— Requirement —
Search the records for "ylabel" and copy each line that holds it.

Entries taken from a collection
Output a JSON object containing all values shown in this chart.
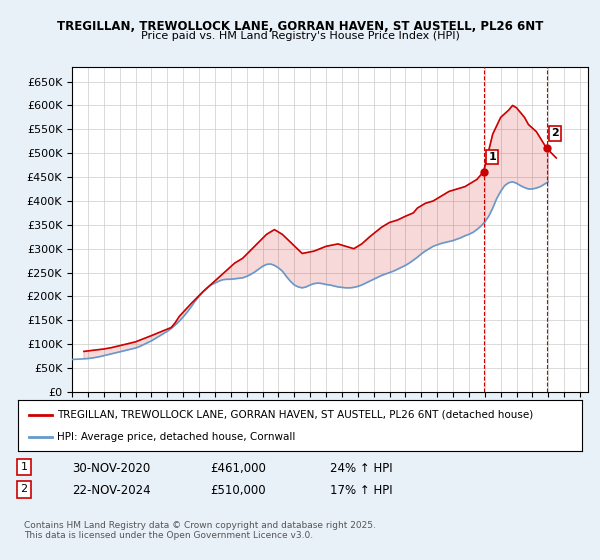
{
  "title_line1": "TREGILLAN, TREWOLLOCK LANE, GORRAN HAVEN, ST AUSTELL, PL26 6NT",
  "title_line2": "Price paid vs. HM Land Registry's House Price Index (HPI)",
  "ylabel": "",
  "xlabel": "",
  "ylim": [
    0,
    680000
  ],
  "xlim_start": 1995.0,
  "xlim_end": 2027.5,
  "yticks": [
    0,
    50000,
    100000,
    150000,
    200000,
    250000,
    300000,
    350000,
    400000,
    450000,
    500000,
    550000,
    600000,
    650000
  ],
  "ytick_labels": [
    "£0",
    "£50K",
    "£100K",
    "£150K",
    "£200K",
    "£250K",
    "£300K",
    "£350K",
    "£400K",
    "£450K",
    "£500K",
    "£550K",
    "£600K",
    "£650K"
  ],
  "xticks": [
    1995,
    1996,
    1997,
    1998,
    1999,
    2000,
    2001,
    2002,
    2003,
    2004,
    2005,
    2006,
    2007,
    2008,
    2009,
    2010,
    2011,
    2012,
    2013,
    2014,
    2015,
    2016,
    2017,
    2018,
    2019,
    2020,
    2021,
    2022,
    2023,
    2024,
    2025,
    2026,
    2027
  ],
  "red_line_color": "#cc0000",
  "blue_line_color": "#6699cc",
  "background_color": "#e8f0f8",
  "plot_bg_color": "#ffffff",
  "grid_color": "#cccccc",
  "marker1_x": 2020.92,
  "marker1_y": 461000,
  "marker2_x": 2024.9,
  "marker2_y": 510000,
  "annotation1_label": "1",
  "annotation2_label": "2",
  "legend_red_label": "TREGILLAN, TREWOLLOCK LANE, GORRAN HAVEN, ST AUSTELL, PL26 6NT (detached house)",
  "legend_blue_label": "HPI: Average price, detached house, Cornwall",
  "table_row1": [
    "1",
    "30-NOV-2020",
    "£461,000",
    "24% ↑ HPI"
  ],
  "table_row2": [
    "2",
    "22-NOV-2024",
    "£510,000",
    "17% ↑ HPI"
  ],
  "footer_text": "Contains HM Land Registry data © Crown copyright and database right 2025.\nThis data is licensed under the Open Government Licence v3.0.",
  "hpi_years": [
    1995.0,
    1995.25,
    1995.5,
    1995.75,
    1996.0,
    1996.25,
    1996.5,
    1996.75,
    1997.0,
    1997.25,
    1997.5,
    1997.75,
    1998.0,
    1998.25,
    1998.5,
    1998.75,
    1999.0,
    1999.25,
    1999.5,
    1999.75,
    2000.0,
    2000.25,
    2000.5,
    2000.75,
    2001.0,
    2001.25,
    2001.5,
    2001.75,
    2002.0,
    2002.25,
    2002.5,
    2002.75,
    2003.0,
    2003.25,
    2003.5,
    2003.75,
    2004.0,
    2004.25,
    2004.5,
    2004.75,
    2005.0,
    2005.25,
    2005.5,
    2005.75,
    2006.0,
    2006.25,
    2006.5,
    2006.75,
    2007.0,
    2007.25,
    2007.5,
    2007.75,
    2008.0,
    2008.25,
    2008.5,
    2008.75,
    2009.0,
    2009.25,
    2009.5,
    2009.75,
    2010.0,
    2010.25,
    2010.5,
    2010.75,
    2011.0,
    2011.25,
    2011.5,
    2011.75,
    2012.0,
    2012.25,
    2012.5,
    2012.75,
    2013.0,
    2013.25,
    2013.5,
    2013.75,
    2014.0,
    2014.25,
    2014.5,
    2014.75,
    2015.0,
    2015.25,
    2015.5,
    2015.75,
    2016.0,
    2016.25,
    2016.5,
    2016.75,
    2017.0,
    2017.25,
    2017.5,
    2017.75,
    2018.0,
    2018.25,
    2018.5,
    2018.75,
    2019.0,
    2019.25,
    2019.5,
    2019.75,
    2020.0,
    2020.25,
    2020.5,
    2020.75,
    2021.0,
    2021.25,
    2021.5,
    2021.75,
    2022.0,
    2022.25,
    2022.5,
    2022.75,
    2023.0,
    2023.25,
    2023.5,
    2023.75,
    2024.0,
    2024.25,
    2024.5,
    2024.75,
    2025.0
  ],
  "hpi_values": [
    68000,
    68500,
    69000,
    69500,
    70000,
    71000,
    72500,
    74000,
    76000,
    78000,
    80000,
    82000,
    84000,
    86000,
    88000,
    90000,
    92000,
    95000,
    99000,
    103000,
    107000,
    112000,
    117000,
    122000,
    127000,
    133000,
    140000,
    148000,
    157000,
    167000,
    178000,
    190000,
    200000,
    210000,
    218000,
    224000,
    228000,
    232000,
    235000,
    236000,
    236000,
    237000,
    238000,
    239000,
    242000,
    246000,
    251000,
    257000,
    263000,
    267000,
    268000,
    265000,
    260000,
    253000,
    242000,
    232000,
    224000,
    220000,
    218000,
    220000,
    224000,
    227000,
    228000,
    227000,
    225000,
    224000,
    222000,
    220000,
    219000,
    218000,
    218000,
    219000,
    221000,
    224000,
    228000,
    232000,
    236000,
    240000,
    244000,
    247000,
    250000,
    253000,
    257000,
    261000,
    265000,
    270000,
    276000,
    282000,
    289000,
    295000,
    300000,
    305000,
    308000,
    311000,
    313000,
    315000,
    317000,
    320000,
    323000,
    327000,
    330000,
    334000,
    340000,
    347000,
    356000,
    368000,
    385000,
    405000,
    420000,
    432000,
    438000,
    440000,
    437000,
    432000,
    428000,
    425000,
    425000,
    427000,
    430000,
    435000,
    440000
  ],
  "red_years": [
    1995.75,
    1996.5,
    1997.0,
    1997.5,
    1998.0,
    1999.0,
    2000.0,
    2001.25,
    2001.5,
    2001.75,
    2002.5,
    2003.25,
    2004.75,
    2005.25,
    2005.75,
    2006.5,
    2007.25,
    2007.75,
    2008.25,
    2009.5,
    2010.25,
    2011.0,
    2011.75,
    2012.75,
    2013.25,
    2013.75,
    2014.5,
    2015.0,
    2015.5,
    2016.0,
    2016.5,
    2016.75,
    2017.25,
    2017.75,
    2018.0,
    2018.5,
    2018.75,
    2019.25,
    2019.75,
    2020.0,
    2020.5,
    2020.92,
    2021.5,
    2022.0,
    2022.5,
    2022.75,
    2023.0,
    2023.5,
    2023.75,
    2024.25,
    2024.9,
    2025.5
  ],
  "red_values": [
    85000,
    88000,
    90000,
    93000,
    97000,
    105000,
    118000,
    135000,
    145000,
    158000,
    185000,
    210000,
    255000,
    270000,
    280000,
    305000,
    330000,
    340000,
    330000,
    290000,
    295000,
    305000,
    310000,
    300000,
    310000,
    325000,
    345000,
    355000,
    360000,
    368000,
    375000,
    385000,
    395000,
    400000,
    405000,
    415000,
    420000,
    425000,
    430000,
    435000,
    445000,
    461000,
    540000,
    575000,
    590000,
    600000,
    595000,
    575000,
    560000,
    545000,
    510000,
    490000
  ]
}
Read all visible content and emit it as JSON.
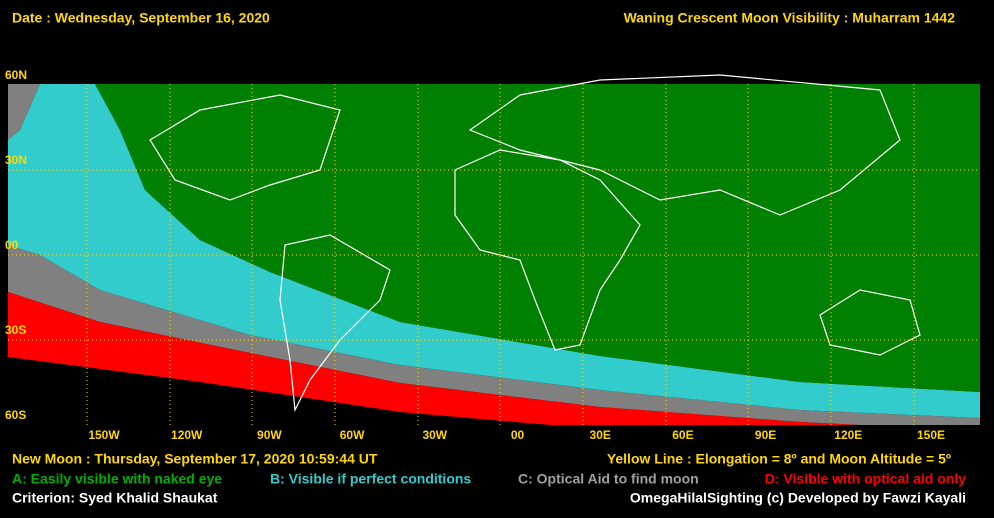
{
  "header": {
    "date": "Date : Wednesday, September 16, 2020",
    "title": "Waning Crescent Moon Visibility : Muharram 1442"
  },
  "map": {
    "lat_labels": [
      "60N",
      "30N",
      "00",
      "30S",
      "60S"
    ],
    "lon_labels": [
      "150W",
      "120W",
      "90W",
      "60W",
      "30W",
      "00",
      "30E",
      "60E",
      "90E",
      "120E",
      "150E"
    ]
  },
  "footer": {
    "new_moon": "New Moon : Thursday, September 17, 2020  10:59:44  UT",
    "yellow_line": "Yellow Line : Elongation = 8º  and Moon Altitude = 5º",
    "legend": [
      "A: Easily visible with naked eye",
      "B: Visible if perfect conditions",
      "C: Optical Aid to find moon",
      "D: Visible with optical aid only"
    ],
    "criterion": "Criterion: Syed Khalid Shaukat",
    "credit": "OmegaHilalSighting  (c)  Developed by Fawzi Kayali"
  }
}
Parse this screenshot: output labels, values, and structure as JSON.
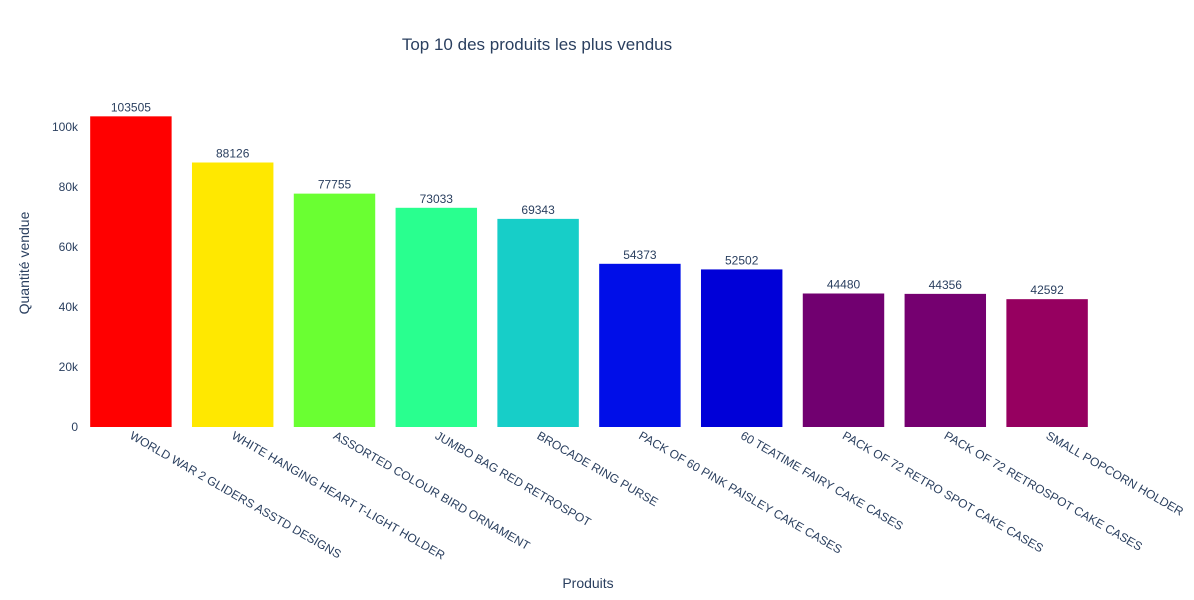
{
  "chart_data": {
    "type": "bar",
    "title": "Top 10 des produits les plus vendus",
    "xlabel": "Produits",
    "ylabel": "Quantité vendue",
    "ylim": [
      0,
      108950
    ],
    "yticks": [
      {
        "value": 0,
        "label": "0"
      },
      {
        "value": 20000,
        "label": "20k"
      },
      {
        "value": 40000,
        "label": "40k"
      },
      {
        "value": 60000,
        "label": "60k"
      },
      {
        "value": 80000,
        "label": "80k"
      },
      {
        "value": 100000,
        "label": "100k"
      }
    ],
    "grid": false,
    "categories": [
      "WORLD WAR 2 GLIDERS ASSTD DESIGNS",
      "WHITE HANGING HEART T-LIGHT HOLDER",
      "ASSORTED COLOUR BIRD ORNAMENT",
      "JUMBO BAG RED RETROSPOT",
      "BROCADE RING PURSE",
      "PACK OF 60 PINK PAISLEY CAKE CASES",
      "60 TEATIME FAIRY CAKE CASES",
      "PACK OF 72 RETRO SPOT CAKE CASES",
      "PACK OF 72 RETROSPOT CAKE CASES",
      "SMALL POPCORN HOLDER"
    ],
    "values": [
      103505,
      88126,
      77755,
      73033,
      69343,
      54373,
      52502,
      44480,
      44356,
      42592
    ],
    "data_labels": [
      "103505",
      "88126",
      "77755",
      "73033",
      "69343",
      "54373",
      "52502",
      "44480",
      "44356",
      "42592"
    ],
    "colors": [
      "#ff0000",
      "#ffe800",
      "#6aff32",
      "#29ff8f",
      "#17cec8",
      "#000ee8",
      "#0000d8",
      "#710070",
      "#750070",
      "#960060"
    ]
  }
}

--

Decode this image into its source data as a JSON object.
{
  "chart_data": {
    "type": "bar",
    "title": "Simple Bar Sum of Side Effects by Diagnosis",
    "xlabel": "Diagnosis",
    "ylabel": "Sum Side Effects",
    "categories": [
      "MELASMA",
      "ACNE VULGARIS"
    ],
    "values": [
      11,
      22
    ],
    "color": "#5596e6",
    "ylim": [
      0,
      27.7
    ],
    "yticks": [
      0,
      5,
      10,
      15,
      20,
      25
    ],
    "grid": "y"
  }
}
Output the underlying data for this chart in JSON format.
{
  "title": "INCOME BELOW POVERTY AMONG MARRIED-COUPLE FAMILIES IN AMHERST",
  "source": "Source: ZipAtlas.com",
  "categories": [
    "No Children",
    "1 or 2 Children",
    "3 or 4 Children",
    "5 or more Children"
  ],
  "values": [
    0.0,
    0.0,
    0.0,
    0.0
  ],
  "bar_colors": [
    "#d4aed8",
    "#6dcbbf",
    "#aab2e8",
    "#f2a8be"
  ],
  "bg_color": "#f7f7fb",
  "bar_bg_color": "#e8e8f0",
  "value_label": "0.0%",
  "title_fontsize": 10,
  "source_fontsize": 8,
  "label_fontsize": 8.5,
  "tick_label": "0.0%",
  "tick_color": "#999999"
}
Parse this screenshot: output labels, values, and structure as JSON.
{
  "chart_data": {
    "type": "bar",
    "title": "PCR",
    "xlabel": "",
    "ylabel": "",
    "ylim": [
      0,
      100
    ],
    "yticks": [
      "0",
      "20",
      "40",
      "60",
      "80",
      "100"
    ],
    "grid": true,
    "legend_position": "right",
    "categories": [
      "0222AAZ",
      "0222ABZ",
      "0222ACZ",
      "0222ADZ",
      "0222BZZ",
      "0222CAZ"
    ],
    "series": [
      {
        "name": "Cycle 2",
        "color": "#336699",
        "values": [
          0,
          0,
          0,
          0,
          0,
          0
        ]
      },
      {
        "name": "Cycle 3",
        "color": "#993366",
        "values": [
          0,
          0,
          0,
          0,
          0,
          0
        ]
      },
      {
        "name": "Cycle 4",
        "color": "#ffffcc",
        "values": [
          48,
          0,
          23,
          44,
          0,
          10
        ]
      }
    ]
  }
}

— Written response —
  "ylabel": "",
    "ylabel": "Quantité vendue",
    "ylabel": "Sum Side Effects",
    "ylabel": "",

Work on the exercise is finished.